(Layout records)
________________________

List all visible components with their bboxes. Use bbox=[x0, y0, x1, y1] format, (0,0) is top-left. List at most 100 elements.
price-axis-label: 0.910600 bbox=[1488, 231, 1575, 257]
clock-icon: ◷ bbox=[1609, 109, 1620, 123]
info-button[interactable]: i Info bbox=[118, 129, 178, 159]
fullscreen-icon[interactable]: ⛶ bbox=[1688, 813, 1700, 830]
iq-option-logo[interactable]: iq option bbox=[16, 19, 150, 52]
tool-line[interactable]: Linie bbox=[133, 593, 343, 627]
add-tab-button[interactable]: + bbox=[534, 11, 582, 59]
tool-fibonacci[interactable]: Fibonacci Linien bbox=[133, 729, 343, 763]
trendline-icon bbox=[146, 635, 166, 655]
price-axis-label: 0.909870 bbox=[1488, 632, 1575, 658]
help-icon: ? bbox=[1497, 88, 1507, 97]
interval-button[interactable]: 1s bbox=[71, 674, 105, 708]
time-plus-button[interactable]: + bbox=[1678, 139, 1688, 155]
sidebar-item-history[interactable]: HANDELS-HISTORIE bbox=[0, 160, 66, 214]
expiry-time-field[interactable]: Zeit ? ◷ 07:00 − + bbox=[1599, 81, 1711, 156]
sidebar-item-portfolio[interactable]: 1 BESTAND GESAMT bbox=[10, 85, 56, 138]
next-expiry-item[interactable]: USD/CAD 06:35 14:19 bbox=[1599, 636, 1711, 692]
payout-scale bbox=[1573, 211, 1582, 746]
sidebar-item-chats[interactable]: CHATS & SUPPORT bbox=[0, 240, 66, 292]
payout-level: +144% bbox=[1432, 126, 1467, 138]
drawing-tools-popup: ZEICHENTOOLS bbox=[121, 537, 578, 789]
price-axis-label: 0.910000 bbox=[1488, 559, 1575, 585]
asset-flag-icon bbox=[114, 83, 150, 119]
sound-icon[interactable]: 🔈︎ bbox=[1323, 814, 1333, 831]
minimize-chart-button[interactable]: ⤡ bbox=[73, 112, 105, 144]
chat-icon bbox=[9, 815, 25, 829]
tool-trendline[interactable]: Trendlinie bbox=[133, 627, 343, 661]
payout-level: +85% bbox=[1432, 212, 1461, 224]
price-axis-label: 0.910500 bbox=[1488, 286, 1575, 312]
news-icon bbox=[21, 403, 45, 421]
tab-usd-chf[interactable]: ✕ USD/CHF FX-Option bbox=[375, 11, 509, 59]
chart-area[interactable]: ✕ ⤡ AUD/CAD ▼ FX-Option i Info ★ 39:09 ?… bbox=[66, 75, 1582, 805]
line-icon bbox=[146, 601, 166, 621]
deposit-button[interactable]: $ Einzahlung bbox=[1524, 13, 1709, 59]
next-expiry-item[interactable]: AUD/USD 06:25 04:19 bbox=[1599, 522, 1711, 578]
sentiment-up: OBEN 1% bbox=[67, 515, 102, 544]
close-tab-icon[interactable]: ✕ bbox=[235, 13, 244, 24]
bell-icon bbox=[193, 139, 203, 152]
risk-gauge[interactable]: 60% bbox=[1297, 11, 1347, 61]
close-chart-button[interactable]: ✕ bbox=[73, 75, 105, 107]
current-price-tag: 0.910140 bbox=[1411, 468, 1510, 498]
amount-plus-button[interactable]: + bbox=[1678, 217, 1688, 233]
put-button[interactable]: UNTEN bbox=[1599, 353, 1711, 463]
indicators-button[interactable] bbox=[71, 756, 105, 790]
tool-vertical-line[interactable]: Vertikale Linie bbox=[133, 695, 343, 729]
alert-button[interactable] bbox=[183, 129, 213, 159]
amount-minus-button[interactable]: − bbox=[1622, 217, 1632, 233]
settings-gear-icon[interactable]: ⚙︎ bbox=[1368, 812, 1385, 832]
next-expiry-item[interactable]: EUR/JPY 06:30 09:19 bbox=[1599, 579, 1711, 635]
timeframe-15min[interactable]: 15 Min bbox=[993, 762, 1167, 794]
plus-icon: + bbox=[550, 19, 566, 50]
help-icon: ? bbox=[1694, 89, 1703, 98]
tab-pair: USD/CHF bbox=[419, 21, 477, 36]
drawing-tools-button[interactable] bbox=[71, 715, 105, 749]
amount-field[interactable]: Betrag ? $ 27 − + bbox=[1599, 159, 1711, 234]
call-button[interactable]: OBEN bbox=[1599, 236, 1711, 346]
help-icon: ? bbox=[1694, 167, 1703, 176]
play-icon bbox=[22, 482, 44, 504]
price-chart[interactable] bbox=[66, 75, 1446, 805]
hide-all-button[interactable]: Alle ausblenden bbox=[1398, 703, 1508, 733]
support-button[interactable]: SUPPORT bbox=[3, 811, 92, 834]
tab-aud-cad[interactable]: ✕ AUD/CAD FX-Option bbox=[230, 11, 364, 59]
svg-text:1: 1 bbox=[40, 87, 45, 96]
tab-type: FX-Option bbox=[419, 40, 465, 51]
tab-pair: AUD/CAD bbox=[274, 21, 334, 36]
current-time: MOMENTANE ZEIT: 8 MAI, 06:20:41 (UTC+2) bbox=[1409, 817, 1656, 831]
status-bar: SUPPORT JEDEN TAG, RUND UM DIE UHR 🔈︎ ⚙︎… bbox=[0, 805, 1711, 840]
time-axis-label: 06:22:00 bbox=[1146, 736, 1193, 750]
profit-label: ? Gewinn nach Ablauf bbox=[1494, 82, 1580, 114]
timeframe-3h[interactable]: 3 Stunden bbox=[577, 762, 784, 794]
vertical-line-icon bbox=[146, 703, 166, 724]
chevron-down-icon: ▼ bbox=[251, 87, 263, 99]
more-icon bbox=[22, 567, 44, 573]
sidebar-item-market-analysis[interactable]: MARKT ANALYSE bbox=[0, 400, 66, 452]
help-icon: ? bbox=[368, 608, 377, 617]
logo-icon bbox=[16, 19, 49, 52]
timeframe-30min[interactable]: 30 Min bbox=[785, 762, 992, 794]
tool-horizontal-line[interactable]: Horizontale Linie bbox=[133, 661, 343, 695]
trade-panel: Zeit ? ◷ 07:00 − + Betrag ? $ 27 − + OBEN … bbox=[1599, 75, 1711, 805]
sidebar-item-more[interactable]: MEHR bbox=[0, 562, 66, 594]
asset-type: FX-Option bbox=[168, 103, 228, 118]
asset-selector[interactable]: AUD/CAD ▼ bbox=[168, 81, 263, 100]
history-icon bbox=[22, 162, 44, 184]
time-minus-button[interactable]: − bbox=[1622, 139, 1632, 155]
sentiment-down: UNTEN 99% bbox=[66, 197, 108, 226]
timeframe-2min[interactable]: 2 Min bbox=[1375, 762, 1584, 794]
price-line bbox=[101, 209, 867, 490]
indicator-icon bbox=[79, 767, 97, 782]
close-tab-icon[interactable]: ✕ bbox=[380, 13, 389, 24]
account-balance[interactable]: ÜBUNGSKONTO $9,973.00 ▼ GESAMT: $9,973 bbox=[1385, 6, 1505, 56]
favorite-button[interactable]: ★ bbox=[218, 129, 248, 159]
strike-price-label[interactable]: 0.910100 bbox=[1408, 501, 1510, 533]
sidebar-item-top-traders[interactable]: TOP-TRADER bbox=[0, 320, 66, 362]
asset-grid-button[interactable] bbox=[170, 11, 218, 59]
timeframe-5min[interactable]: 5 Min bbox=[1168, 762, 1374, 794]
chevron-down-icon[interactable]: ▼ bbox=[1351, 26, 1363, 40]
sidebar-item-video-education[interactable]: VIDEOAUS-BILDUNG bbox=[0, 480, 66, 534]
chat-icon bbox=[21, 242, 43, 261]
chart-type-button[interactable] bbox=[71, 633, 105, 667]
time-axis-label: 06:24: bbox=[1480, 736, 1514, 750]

________________________

Given exercise: Write out every line of the material above word for word, keeping the original order.

Completed task:
List all visible components with their bboxes. Use bbox=[x0, y0, x1, y1] format, (0,0) is top-left. List at most 100 elements.
price-axis-label: 0.910600 bbox=[1488, 231, 1575, 257]
clock-icon: ◷ bbox=[1609, 109, 1620, 123]
info-button[interactable]: i Info bbox=[118, 129, 178, 159]
fullscreen-icon[interactable]: ⛶ bbox=[1688, 813, 1700, 830]
iq-option-logo[interactable]: iq option bbox=[16, 19, 150, 52]
tool-line[interactable]: Linie bbox=[133, 593, 343, 627]
add-tab-button[interactable]: + bbox=[534, 11, 582, 59]
tool-fibonacci[interactable]: Fibonacci Linien bbox=[133, 729, 343, 763]
trendline-icon bbox=[146, 635, 166, 655]
price-axis-label: 0.909870 bbox=[1488, 632, 1575, 658]
help-icon: ? bbox=[1497, 88, 1507, 97]
interval-button[interactable]: 1s bbox=[71, 674, 105, 708]
time-plus-button[interactable]: + bbox=[1678, 139, 1688, 155]
sidebar-item-history[interactable]: HANDELS-HISTORIE bbox=[0, 160, 66, 214]
expiry-time-field[interactable]: Zeit ? ◷ 07:00 − + bbox=[1599, 81, 1711, 156]
sidebar-item-portfolio[interactable]: 1 BESTAND GESAMT bbox=[10, 85, 56, 138]
next-expiry-item[interactable]: USD/CAD 06:35 14:19 bbox=[1599, 636, 1711, 692]
payout-scale bbox=[1573, 211, 1582, 746]
sidebar-item-chats[interactable]: CHATS & SUPPORT bbox=[0, 240, 66, 292]
payout-level: +144% bbox=[1432, 126, 1467, 138]
drawing-tools-popup: ZEICHENTOOLS bbox=[121, 537, 578, 789]
price-axis-label: 0.910000 bbox=[1488, 559, 1575, 585]
asset-flag-icon bbox=[114, 83, 150, 119]
sound-icon[interactable]: 🔈︎ bbox=[1323, 814, 1333, 831]
minimize-chart-button[interactable]: ⤡ bbox=[73, 112, 105, 144]
chat-icon bbox=[9, 815, 25, 829]
tool-trendline[interactable]: Trendlinie bbox=[133, 627, 343, 661]
payout-level: +85% bbox=[1432, 212, 1461, 224]
price-axis-label: 0.910500 bbox=[1488, 286, 1575, 312]
news-icon bbox=[21, 403, 45, 421]
tab-usd-chf[interactable]: ✕ USD/CHF FX-Option bbox=[375, 11, 509, 59]
chart-area[interactable]: ✕ ⤡ AUD/CAD ▼ FX-Option i Info ★ 39:09 ?… bbox=[66, 75, 1582, 805]
line-icon bbox=[146, 601, 166, 621]
deposit-button[interactable]: $ Einzahlung bbox=[1524, 13, 1709, 59]
next-expiry-item[interactable]: AUD/USD 06:25 04:19 bbox=[1599, 522, 1711, 578]
sentiment-up: OBEN 1% bbox=[67, 515, 102, 544]
close-tab-icon[interactable]: ✕ bbox=[235, 13, 244, 24]
bell-icon bbox=[193, 139, 203, 152]
risk-gauge[interactable]: 60% bbox=[1297, 11, 1347, 61]
close-chart-button[interactable]: ✕ bbox=[73, 75, 105, 107]
current-price-tag: 0.910140 bbox=[1411, 468, 1510, 498]
amount-plus-button[interactable]: + bbox=[1678, 217, 1688, 233]
put-button[interactable]: UNTEN bbox=[1599, 353, 1711, 463]
indicators-button[interactable] bbox=[71, 756, 105, 790]
tool-vertical-line[interactable]: Vertikale Linie bbox=[133, 695, 343, 729]
alert-button[interactable] bbox=[183, 129, 213, 159]
amount-minus-button[interactable]: − bbox=[1622, 217, 1632, 233]
settings-gear-icon[interactable]: ⚙︎ bbox=[1368, 812, 1385, 832]
next-expiry-item[interactable]: EUR/JPY 06:30 09:19 bbox=[1599, 579, 1711, 635]
timeframe-15min[interactable]: 15 Min bbox=[993, 762, 1167, 794]
plus-icon: + bbox=[550, 19, 566, 50]
help-icon: ? bbox=[1694, 89, 1703, 98]
tab-pair: USD/CHF bbox=[419, 21, 477, 36]
drawing-tools-button[interactable] bbox=[71, 715, 105, 749]
amount-field[interactable]: Betrag ? $ 27 − + bbox=[1599, 159, 1711, 234]
call-button[interactable]: OBEN bbox=[1599, 236, 1711, 346]
help-icon: ? bbox=[1694, 167, 1703, 176]
play-icon bbox=[22, 482, 44, 504]
price-chart[interactable] bbox=[66, 75, 1446, 805]
hide-all-button[interactable]: Alle ausblenden bbox=[1398, 703, 1508, 733]
support-button[interactable]: SUPPORT bbox=[3, 811, 92, 834]
tab-aud-cad[interactable]: ✕ AUD/CAD FX-Option bbox=[230, 11, 364, 59]
svg-text:1: 1 bbox=[40, 87, 45, 96]
tab-type: FX-Option bbox=[419, 40, 465, 51]
tab-pair: AUD/CAD bbox=[274, 21, 334, 36]
current-time: MOMENTANE ZEIT: 8 MAI, 06:20:41 (UTC+2) bbox=[1409, 817, 1656, 831]
status-bar: SUPPORT JEDEN TAG, RUND UM DIE UHR 🔈︎ ⚙︎… bbox=[0, 805, 1711, 840]
time-axis-label: 06:22:00 bbox=[1146, 736, 1193, 750]
profit-label: ? Gewinn nach Ablauf bbox=[1494, 82, 1580, 114]
timeframe-3h[interactable]: 3 Stunden bbox=[577, 762, 784, 794]
vertical-line-icon bbox=[146, 703, 166, 724]
chevron-down-icon: ▼ bbox=[251, 87, 263, 99]
more-icon bbox=[22, 567, 44, 573]
sidebar-item-market-analysis[interactable]: MARKT ANALYSE bbox=[0, 400, 66, 452]
help-icon: ? bbox=[368, 608, 377, 617]
logo-icon bbox=[16, 19, 49, 52]
timeframe-30min[interactable]: 30 Min bbox=[785, 762, 992, 794]
tool-horizontal-line[interactable]: Horizontale Linie bbox=[133, 661, 343, 695]
trade-panel: Zeit ? ◷ 07:00 − + Betrag ? $ 27 − + OBEN … bbox=[1599, 75, 1711, 805]
sidebar-item-more[interactable]: MEHR bbox=[0, 562, 66, 594]
asset-type: FX-Option bbox=[168, 103, 228, 118]
asset-selector[interactable]: AUD/CAD ▼ bbox=[168, 81, 263, 100]
history-icon bbox=[22, 162, 44, 184]
time-minus-button[interactable]: − bbox=[1622, 139, 1632, 155]
sentiment-down: UNTEN 99% bbox=[66, 197, 108, 226]
timeframe-2min[interactable]: 2 Min bbox=[1375, 762, 1584, 794]
price-line bbox=[101, 209, 867, 490]
indicator-icon bbox=[79, 767, 97, 782]
close-tab-icon[interactable]: ✕ bbox=[380, 13, 389, 24]
account-balance[interactable]: ÜBUNGSKONTO $9,973.00 ▼ GESAMT: $9,973 bbox=[1385, 6, 1505, 56]
favorite-button[interactable]: ★ bbox=[218, 129, 248, 159]
strike-price-label[interactable]: 0.910100 bbox=[1408, 501, 1510, 533]
sidebar-item-top-traders[interactable]: TOP-TRADER bbox=[0, 320, 66, 362]
asset-grid-button[interactable] bbox=[170, 11, 218, 59]
timeframe-5min[interactable]: 5 Min bbox=[1168, 762, 1374, 794]
chevron-down-icon[interactable]: ▼ bbox=[1351, 26, 1363, 40]
sidebar-item-video-education[interactable]: VIDEOAUS-BILDUNG bbox=[0, 480, 66, 534]
chat-icon bbox=[21, 242, 43, 261]
chart-type-button[interactable] bbox=[71, 633, 105, 667]
time-axis-label: 06:24: bbox=[1480, 736, 1514, 750]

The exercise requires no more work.